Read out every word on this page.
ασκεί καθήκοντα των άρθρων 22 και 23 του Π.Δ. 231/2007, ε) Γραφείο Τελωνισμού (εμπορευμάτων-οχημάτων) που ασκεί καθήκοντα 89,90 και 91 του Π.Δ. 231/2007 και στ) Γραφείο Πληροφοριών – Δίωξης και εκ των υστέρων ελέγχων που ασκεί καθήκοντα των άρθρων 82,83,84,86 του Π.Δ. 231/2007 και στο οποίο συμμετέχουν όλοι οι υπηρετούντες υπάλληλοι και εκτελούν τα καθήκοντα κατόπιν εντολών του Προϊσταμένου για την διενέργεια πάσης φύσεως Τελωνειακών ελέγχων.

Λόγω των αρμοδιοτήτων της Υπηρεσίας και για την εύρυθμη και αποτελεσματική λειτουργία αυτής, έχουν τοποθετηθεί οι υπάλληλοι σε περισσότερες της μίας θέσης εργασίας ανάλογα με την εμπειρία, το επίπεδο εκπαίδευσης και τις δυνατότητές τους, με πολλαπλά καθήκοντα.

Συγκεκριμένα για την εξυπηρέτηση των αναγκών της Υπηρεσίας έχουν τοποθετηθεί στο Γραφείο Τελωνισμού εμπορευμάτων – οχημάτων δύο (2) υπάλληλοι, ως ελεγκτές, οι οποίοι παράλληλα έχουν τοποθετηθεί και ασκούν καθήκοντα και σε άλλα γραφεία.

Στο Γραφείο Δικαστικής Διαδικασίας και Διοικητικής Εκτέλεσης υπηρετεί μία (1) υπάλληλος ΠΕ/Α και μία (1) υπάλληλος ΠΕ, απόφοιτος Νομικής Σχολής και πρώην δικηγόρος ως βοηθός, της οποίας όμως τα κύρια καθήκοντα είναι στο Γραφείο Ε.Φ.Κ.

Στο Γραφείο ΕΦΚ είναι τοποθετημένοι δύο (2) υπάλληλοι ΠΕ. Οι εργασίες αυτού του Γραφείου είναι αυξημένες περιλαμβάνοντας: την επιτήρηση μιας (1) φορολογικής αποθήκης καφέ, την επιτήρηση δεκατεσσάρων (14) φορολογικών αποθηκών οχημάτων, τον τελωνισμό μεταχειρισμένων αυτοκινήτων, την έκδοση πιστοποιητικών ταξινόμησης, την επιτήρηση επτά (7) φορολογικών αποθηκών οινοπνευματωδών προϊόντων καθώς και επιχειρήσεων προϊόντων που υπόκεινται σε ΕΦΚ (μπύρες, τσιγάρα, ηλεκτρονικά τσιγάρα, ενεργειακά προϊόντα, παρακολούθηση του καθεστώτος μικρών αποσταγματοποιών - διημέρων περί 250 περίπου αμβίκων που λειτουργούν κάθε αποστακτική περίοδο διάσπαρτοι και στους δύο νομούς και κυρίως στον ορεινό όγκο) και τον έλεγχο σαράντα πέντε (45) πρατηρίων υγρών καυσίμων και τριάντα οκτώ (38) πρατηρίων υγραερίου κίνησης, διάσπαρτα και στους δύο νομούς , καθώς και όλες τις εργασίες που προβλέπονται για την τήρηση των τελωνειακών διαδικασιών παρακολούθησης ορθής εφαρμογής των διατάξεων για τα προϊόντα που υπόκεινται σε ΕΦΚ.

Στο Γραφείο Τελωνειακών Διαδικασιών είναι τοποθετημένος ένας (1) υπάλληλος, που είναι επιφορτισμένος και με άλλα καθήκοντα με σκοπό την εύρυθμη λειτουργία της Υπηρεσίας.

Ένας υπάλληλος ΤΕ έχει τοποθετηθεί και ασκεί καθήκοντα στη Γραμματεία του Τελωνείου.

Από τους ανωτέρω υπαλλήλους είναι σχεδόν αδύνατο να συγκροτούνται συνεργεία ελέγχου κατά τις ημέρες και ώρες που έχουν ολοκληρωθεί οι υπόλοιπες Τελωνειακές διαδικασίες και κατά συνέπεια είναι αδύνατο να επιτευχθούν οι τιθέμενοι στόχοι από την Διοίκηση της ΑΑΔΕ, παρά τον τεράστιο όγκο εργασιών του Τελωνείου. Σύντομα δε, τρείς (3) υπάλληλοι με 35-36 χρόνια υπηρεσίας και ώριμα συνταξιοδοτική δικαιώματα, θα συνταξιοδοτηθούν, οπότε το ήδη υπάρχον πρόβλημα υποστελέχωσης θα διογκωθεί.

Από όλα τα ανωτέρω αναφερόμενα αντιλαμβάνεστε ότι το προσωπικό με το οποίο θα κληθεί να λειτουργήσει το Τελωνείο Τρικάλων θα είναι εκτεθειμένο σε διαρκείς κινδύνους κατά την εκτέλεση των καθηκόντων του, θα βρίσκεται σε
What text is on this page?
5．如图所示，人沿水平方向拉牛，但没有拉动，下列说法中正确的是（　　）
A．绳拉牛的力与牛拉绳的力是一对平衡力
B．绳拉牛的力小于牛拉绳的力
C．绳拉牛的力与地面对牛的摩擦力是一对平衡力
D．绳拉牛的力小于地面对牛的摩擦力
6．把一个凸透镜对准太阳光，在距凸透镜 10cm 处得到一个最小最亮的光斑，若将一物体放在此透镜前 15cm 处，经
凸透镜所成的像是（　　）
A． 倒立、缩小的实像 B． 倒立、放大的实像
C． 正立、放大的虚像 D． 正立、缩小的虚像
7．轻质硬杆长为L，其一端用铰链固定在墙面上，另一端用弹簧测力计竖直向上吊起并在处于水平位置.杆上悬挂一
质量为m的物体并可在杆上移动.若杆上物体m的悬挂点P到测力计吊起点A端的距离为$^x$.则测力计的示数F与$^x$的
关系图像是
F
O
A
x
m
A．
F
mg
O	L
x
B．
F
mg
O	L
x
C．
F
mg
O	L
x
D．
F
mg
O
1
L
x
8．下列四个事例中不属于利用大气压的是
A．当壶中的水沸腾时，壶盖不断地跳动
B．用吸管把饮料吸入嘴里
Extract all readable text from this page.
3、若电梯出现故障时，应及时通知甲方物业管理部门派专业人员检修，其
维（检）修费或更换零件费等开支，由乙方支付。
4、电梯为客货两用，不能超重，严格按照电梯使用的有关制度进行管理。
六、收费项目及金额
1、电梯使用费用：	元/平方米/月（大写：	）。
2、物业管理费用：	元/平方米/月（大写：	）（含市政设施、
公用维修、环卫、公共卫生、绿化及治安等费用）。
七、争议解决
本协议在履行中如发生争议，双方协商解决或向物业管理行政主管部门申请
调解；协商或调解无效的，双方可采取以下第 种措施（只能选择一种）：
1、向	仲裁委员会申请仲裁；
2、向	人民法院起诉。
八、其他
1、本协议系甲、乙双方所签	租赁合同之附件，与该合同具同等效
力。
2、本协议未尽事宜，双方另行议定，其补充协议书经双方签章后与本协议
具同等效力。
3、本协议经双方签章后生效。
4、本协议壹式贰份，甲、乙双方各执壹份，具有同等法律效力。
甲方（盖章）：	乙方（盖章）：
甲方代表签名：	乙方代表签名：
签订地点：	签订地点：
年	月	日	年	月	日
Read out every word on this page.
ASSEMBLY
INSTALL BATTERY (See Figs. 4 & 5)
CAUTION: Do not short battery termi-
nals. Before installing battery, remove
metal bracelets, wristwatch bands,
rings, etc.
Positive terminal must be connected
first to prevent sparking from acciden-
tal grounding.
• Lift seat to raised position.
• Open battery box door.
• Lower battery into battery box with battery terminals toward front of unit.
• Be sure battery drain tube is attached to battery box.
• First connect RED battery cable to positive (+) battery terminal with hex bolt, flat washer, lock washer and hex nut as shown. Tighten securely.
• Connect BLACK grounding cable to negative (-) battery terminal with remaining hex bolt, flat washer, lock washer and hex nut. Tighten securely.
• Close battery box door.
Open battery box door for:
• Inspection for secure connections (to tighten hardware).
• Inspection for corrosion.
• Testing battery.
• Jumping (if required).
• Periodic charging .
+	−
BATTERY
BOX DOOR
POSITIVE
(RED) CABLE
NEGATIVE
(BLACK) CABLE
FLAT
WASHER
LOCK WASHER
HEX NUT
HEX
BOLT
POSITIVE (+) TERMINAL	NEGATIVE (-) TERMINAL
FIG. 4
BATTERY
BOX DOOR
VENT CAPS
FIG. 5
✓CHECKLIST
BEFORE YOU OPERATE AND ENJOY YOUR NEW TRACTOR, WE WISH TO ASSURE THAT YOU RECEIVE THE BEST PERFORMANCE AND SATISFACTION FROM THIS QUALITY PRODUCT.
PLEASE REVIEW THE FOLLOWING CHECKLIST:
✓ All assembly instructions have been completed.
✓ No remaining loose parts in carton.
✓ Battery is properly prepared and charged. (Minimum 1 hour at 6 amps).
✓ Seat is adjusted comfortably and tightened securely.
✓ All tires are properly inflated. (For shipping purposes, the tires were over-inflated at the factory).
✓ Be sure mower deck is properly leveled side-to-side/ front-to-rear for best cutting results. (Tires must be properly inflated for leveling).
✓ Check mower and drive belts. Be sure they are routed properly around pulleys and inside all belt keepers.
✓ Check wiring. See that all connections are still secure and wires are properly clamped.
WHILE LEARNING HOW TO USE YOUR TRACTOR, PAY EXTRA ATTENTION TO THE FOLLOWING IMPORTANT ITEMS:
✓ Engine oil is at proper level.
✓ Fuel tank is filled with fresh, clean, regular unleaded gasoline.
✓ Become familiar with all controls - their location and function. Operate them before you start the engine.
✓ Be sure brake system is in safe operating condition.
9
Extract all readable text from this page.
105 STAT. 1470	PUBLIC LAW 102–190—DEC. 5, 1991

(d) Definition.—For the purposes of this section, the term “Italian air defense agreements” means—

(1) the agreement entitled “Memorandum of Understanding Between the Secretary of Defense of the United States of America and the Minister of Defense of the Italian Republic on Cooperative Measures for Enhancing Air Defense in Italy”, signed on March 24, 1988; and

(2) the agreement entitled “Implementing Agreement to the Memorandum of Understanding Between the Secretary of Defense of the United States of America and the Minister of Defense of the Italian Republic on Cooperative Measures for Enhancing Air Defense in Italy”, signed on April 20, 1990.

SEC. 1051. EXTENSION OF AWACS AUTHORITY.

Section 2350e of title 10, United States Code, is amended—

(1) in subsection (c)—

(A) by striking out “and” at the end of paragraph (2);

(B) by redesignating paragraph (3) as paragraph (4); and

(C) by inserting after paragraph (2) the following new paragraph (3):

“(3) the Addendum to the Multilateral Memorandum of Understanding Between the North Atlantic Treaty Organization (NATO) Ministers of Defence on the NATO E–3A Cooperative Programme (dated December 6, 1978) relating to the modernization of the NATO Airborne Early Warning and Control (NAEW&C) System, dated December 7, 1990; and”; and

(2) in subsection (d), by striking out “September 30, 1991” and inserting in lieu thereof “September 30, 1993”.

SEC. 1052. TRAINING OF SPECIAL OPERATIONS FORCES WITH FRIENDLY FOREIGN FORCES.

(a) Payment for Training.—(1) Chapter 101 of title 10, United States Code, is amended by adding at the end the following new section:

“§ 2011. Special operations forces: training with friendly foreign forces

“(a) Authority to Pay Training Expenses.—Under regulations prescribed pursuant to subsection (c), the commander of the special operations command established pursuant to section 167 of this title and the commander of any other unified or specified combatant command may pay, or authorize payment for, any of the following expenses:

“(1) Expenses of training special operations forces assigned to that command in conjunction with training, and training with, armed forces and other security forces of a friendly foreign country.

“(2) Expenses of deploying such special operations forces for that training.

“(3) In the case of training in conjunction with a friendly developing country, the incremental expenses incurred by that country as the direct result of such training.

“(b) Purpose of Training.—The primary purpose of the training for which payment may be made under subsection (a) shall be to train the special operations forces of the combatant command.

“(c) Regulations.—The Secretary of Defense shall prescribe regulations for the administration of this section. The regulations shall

[Required work]
Using the records given above, list every line that includes the word "λειτουργία".

[Completed exercise]
Λόγω των αρμοδιοτήτων της Υπηρεσίας και για την εύρυθμη και αποτελεσματική λειτουργία αυτής, έχουν τοποθετηθεί οι υπάλληλοι σε περισσότερες της μίας θέσης εργασίας ανάλογα με την εμπειρία, το επίπεδο εκπαίδευσης και τις δυνατότητές τους, με πολλαπλά καθήκοντα.
Στο Γραφείο Τελωνειακών Διαδικασιών είναι τοποθετημένος ένας (1) υπάλληλος, που είναι επιφορτισμένος και με άλλα καθήκοντα με σκοπό την εύρυθμη λειτουργία της Υπηρεσίας.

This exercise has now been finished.